--- Start of Document excerpt ---
Sheriff Anthony Zertuche said in court Friday, January 6, that he believes it is vital for La Salle County to take advantage of potentially life-saving equipment upgrades recommended by the state governor’s office in the aftermath of a mass shooting at a school in Uvalde last May.
“The governor’s office gave an opportunity for cities and counties to apply for funds for bullet-resistant shields,” Zertuche said. “We prepared an application for La Salle, ten shields at a total cost of $69,000.”
A condition of the funding application is that county or city governments adopt a resolution affirming the need and the request, the sheriff added, and he will have an August deadline to make the purchase.
La Salle County has already equipped some of its officers with the shields, however.
“This helps with the purchase we already made,” Zertuche said. “It allows us to buy more shields. We have twenty already. This covers ten of them.”
Commissioners voted as one in favor of the resolution to accelerate the fund application.
Zertuche said after the meeting that he expects all of his officers to have immediate access to the special equipment when the need arises.
Operation Lone Star, which was created by Texas Governor Greg Abbott last year in response to an ongoing pressure of undocumented immigration and asylum seekers at the Texas-Mexico border as well as crime related to human smuggling, provides funding for law enforcement coverage in critical areas. In La Salle County’s case, approximately $500,000 is available from the state for overtime pay, additional patrol shifts, and border security patrols along the IH-35 corridor. According to Sheriff Zertuche, that money may also cover the purchase of three new patrol vehicles by his department.
“Consultant Carl Esser of Uvalde helped us with the grant application,” the sheriff said.
Commissioners agreed to a resolution making the request for the special funding.
In further business related to deputies’ equipment, commissioners gave the green light Friday to the purchase of straw cowboy hats that will become part of the law enforcement agency’s standard uniform.
“We decided to add this to the uniform,” the sheriff said, “because we want to look more uniform in dress. We don’t want some of our officers to show up in ball caps, others in hats… we want everyone to be in the same style.”
Zertuche said he has begun seeking bids for the purchase and gave a preliminary estimate of $102 per hat, but added that the price has only been offered by one vendor so far.
Although the sheriff is in command of his own budget, funds are allocated to him by the county commissioners. The hat purchase, Zertuche said, will require an addition to his department’s allowance.
“The funds are there,” County Treasurer Mary Perez said at the meeting, “as long as you don’t go over budget.”
“Thirty deputies,” the sherif said. “You do the math.”
“This is one hat,” County Judge Leodoro Martinez said. “One hat.”
“If they want felt hats in winter, they’ll have to purchase their own,” the sheriff said.
Commissioners approved the purchase without further discussion.
“Now I want to see all the deputies with hats,” the county judge said.
--- End of Document excerpt ---
--- Start of Data block ---
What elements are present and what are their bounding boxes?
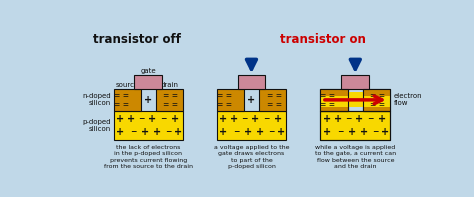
--- End of Data block ---
▶ **Written problem A**
Repeat word for word the part of the La Salle County news report that opens with the words containing "Although the sheriff" and closes with "county judge said.".
▶ **Written problem B**
In the La Salle County news report, what preliminary per-hat price did the sheriff give for the straw cowboy hats?

▶ **Task response A**
Although the sheriff is in command of his own budget, funds are allocated to him by the county commissioners. The hat purchase, Zertuche said, will require an addition to his department’s allowance.
“The funds are there,” County Treasurer Mary Perez said at the meeting, “as long as you don’t go over budget.”
“Thirty deputies,” the sherif said. “You do the math.”
“This is one hat,” County Judge Leodoro Martinez said. “One hat.”
“If they want felt hats in winter, they’ll have to purchase their own,” the sheriff said.
Commissioners approved the purchase without further discussion.
“Now I want to see all the deputies with hats,” the county judge said.

▶ **Task response B**
$102 per hat